[BEGIN]

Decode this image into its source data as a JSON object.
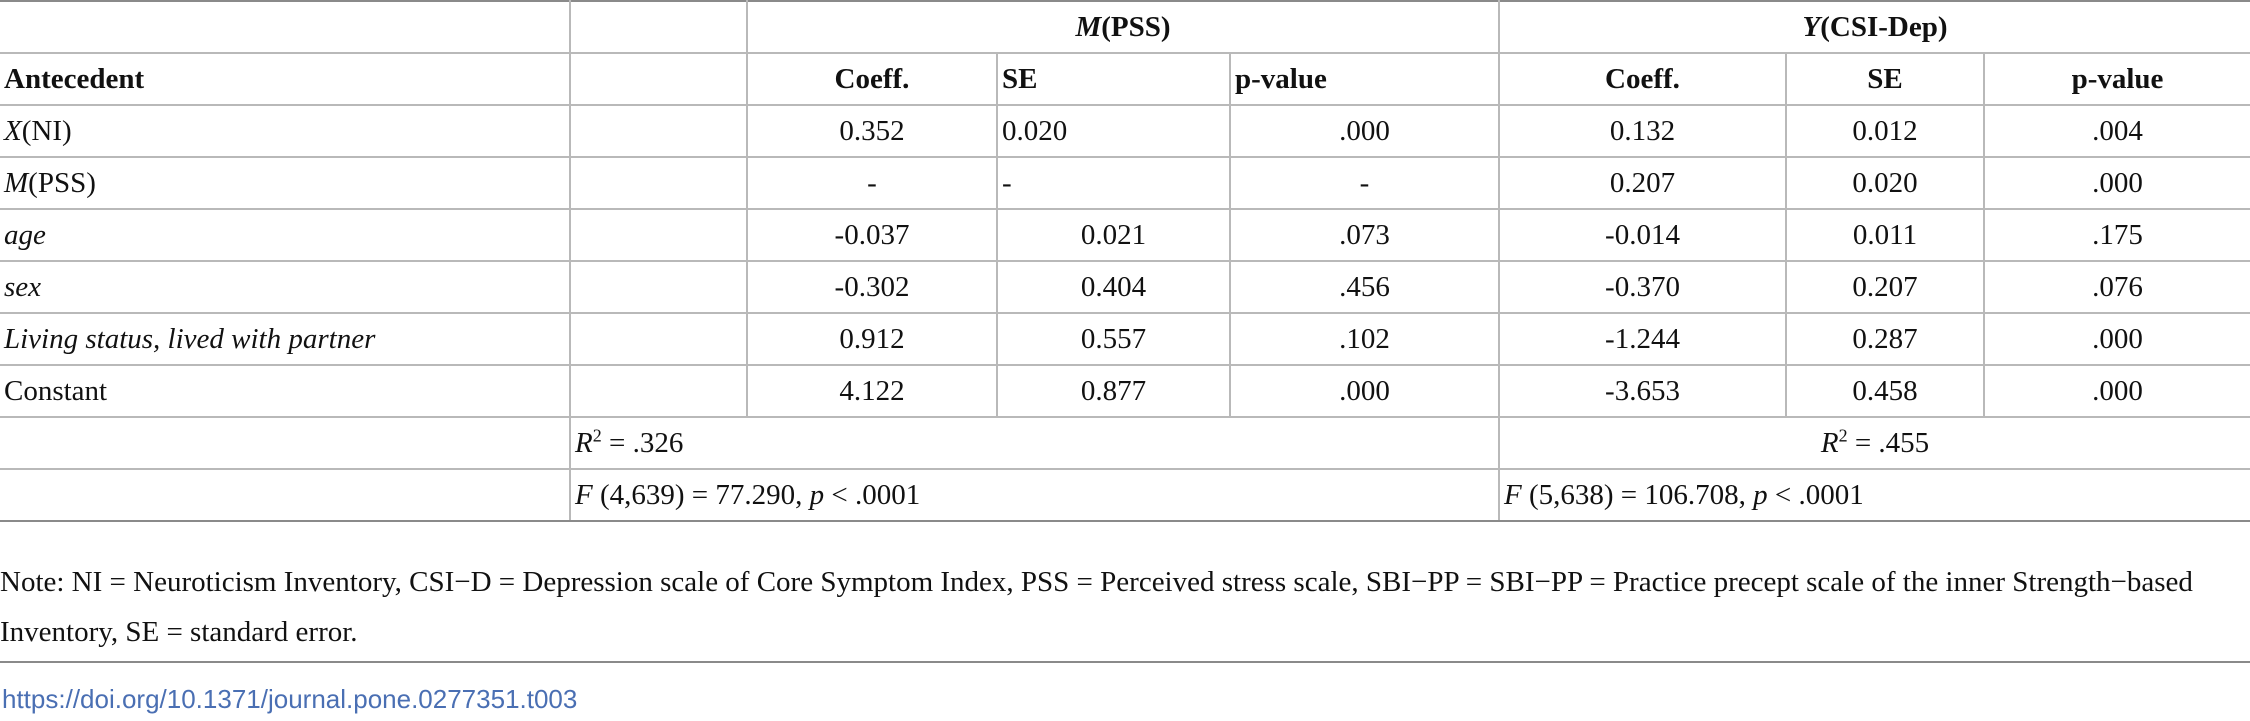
{
  "table": {
    "groups": {
      "m_var": "M",
      "m_paren": "(PSS)",
      "y_var": "Y",
      "y_paren": "(CSI-Dep)"
    },
    "header": {
      "antecedent": "Antecedent",
      "coeff": "Coeff.",
      "se": "SE",
      "pvalue": "p-value"
    },
    "rows": [
      {
        "label_var": "X",
        "label_rest": "(NI)",
        "m_coeff": "0.352",
        "m_se": "0.020",
        "m_p": ".000",
        "y_coeff": "0.132",
        "y_se": "0.012",
        "y_p": ".004"
      },
      {
        "label_var": "M",
        "label_rest": "(PSS)",
        "m_coeff": "-",
        "m_se": "-",
        "m_p": "-",
        "y_coeff": "0.207",
        "y_se": "0.020",
        "y_p": ".000"
      },
      {
        "label_italic": "age",
        "m_coeff": "-0.037",
        "m_se": "0.021",
        "m_p": ".073",
        "y_coeff": "-0.014",
        "y_se": "0.011",
        "y_p": ".175"
      },
      {
        "label_italic": "sex",
        "m_coeff": "-0.302",
        "m_se": "0.404",
        "m_p": ".456",
        "y_coeff": "-0.370",
        "y_se": "0.207",
        "y_p": ".076"
      },
      {
        "label_italic": "Living status, lived with partner",
        "m_coeff": "0.912",
        "m_se": "0.557",
        "m_p": ".102",
        "y_coeff": "-1.244",
        "y_se": "0.287",
        "y_p": ".000"
      },
      {
        "label": "Constant",
        "m_coeff": "4.122",
        "m_se": "0.877",
        "m_p": ".000",
        "y_coeff": "-3.653",
        "y_se": "0.458",
        "y_p": ".000"
      }
    ],
    "r2": {
      "symbol": "R",
      "exponent": "2",
      "m_value": " = .326",
      "y_value": " = .455"
    },
    "f": {
      "m_symbol": "F",
      "m_mid": " (4,639) = 77.290, ",
      "m_p": "p",
      "m_tail": " < .0001",
      "y_symbol": "F",
      "y_mid": " (5,638) = 106.708, ",
      "y_p": "p",
      "y_tail": " < .0001"
    }
  },
  "note": "Note: NI = Neuroticism Inventory, CSI−D = Depression scale of Core Symptom Index, PSS = Perceived stress scale, SBI−PP = SBI−PP = Practice precept scale of the inner Strength−based Inventory, SE = standard error.",
  "doi": "https://doi.org/10.1371/journal.pone.0277351.t003"
}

[END]

The exercise: Exclude the pictures. Write out the remaining data exactly.

Output of the exercise:
Decode this image into its source data as a JSON object.
{
  "table": {
    "groups": {
      "m_var": "M",
      "m_paren": "(PSS)",
      "y_var": "Y",
      "y_paren": "(CSI-Dep)"
    },
    "header": {
      "antecedent": "Antecedent",
      "coeff": "Coeff.",
      "se": "SE",
      "pvalue": "p-value"
    },
    "rows": [
      {
        "label_var": "X",
        "label_rest": "(NI)",
        "m_coeff": "0.352",
        "m_se": "0.020",
        "m_p": ".000",
        "y_coeff": "0.132",
        "y_se": "0.012",
        "y_p": ".004"
      },
      {
        "label_var": "M",
        "label_rest": "(PSS)",
        "m_coeff": "-",
        "m_se": "-",
        "m_p": "-",
        "y_coeff": "0.207",
        "y_se": "0.020",
        "y_p": ".000"
      },
      {
        "label_italic": "age",
        "m_coeff": "-0.037",
        "m_se": "0.021",
        "m_p": ".073",
        "y_coeff": "-0.014",
        "y_se": "0.011",
        "y_p": ".175"
      },
      {
        "label_italic": "sex",
        "m_coeff": "-0.302",
        "m_se": "0.404",
        "m_p": ".456",
        "y_coeff": "-0.370",
        "y_se": "0.207",
        "y_p": ".076"
      },
      {
        "label_italic": "Living status, lived with partner",
        "m_coeff": "0.912",
        "m_se": "0.557",
        "m_p": ".102",
        "y_coeff": "-1.244",
        "y_se": "0.287",
        "y_p": ".000"
      },
      {
        "label": "Constant",
        "m_coeff": "4.122",
        "m_se": "0.877",
        "m_p": ".000",
        "y_coeff": "-3.653",
        "y_se": "0.458",
        "y_p": ".000"
      }
    ],
    "r2": {
      "symbol": "R",
      "exponent": "2",
      "m_value": " = .326",
      "y_value": " = .455"
    },
    "f": {
      "m_symbol": "F",
      "m_mid": " (4,639) = 77.290, ",
      "m_p": "p",
      "m_tail": " < .0001",
      "y_symbol": "F",
      "y_mid": " (5,638) = 106.708, ",
      "y_p": "p",
      "y_tail": " < .0001"
    }
  },
  "note": "Note: NI = Neuroticism Inventory, CSI−D = Depression scale of Core Symptom Index, PSS = Perceived stress scale, SBI−PP = SBI−PP = Practice precept scale of the inner Strength−based Inventory, SE = standard error.",
  "doi": "https://doi.org/10.1371/journal.pone.0277351.t003"
}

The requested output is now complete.